Given request | Return all of the lines below exactly as they are.

<<<<

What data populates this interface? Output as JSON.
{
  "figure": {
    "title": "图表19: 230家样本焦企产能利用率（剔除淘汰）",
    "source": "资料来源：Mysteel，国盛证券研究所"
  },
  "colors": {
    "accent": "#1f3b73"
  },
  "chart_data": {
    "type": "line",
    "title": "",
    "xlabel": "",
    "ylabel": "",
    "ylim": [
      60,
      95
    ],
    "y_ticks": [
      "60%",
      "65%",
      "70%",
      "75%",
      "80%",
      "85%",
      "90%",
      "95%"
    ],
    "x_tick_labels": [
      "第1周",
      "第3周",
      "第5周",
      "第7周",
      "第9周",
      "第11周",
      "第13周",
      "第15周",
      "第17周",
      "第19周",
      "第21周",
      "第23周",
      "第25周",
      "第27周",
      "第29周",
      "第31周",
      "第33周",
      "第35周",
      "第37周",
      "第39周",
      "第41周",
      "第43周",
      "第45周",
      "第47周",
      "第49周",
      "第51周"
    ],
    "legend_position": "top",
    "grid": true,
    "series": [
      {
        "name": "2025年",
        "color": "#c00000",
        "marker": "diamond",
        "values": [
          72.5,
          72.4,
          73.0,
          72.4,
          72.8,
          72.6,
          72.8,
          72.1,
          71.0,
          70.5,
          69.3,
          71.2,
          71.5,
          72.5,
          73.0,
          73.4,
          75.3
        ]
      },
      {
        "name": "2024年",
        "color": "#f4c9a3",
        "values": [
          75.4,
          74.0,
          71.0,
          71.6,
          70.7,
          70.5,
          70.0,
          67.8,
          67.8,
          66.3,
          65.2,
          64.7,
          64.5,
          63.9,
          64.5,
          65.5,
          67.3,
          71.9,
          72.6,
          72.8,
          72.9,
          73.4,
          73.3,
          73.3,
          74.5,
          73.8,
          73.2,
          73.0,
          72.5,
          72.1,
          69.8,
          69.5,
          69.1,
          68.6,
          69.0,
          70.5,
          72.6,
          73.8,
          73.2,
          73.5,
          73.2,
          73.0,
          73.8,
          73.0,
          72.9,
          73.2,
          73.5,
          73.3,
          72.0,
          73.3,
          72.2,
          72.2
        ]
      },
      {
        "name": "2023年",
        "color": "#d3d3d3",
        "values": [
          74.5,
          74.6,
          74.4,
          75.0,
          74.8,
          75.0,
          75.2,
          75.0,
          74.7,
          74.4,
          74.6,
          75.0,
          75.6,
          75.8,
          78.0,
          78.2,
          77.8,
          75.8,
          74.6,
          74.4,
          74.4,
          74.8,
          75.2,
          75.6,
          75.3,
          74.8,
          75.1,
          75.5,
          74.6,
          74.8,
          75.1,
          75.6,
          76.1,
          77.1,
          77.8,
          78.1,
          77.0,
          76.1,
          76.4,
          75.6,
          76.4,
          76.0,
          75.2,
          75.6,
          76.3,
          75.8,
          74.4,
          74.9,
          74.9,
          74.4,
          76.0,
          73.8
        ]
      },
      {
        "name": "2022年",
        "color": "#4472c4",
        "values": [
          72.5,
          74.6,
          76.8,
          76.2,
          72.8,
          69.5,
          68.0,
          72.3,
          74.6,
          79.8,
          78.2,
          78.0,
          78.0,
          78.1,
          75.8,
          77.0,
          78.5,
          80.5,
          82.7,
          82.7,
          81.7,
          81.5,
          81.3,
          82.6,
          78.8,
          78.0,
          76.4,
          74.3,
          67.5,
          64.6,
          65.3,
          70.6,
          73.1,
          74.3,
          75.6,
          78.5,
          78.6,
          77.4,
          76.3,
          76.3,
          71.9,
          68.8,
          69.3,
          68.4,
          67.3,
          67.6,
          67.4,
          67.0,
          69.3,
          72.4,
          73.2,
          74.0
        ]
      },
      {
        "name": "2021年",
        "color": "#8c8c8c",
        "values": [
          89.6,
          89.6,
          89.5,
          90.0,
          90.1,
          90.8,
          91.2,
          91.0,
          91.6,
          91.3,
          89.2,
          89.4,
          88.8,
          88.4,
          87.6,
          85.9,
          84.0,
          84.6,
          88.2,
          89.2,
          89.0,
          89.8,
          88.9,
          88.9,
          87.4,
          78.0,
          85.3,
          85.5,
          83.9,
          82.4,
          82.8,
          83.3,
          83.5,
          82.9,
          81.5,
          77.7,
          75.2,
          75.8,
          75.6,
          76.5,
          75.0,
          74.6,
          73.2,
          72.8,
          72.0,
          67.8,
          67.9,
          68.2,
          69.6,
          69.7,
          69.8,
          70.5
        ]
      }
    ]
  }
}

>>>>

Reply |
What data populates this interface? Output as JSON.
{
  "figure": {
    "title": "图表19: 230家样本焦企产能利用率（剔除淘汰）",
    "source": "资料来源：Mysteel，国盛证券研究所"
  },
  "colors": {
    "accent": "#1f3b73"
  },
  "chart_data": {
    "type": "line",
    "title": "",
    "xlabel": "",
    "ylabel": "",
    "ylim": [
      60,
      95
    ],
    "y_ticks": [
      "60%",
      "65%",
      "70%",
      "75%",
      "80%",
      "85%",
      "90%",
      "95%"
    ],
    "x_tick_labels": [
      "第1周",
      "第3周",
      "第5周",
      "第7周",
      "第9周",
      "第11周",
      "第13周",
      "第15周",
      "第17周",
      "第19周",
      "第21周",
      "第23周",
      "第25周",
      "第27周",
      "第29周",
      "第31周",
      "第33周",
      "第35周",
      "第37周",
      "第39周",
      "第41周",
      "第43周",
      "第45周",
      "第47周",
      "第49周",
      "第51周"
    ],
    "legend_position": "top",
    "grid": true,
    "series": [
      {
        "name": "2025年",
        "color": "#c00000",
        "marker": "diamond",
        "values": [
          72.5,
          72.4,
          73.0,
          72.4,
          72.8,
          72.6,
          72.8,
          72.1,
          71.0,
          70.5,
          69.3,
          71.2,
          71.5,
          72.5,
          73.0,
          73.4,
          75.3
        ]
      },
      {
        "name": "2024年",
        "color": "#f4c9a3",
        "values": [
          75.4,
          74.0,
          71.0,
          71.6,
          70.7,
          70.5,
          70.0,
          67.8,
          67.8,
          66.3,
          65.2,
          64.7,
          64.5,
          63.9,
          64.5,
          65.5,
          67.3,
          71.9,
          72.6,
          72.8,
          72.9,
          73.4,
          73.3,
          73.3,
          74.5,
          73.8,
          73.2,
          73.0,
          72.5,
          72.1,
          69.8,
          69.5,
          69.1,
          68.6,
          69.0,
          70.5,
          72.6,
          73.8,
          73.2,
          73.5,
          73.2,
          73.0,
          73.8,
          73.0,
          72.9,
          73.2,
          73.5,
          73.3,
          72.0,
          73.3,
          72.2,
          72.2
        ]
      },
      {
        "name": "2023年",
        "color": "#d3d3d3",
        "values": [
          74.5,
          74.6,
          74.4,
          75.0,
          74.8,
          75.0,
          75.2,
          75.0,
          74.7,
          74.4,
          74.6,
          75.0,
          75.6,
          75.8,
          78.0,
          78.2,
          77.8,
          75.8,
          74.6,
          74.4,
          74.4,
          74.8,
          75.2,
          75.6,
          75.3,
          74.8,
          75.1,
          75.5,
          74.6,
          74.8,
          75.1,
          75.6,
          76.1,
          77.1,
          77.8,
          78.1,
          77.0,
          76.1,
          76.4,
          75.6,
          76.4,
          76.0,
          75.2,
          75.6,
          76.3,
          75.8,
          74.4,
          74.9,
          74.9,
          74.4,
          76.0,
          73.8
        ]
      },
      {
        "name": "2022年",
        "color": "#4472c4",
        "values": [
          72.5,
          74.6,
          76.8,
          76.2,
          72.8,
          69.5,
          68.0,
          72.3,
          74.6,
          79.8,
          78.2,
          78.0,
          78.0,
          78.1,
          75.8,
          77.0,
          78.5,
          80.5,
          82.7,
          82.7,
          81.7,
          81.5,
          81.3,
          82.6,
          78.8,
          78.0,
          76.4,
          74.3,
          67.5,
          64.6,
          65.3,
          70.6,
          73.1,
          74.3,
          75.6,
          78.5,
          78.6,
          77.4,
          76.3,
          76.3,
          71.9,
          68.8,
          69.3,
          68.4,
          67.3,
          67.6,
          67.4,
          67.0,
          69.3,
          72.4,
          73.2,
          74.0
        ]
      },
      {
        "name": "2021年",
        "color": "#8c8c8c",
        "values": [
          89.6,
          89.6,
          89.5,
          90.0,
          90.1,
          90.8,
          91.2,
          91.0,
          91.6,
          91.3,
          89.2,
          89.4,
          88.8,
          88.4,
          87.6,
          85.9,
          84.0,
          84.6,
          88.2,
          89.2,
          89.0,
          89.8,
          88.9,
          88.9,
          87.4,
          78.0,
          85.3,
          85.5,
          83.9,
          82.4,
          82.8,
          83.3,
          83.5,
          82.9,
          81.5,
          77.7,
          75.2,
          75.8,
          75.6,
          76.5,
          75.0,
          74.6,
          73.2,
          72.8,
          72.0,
          67.8,
          67.9,
          68.2,
          69.6,
          69.7,
          69.8,
          70.5
        ]
      }
    ]
  }
}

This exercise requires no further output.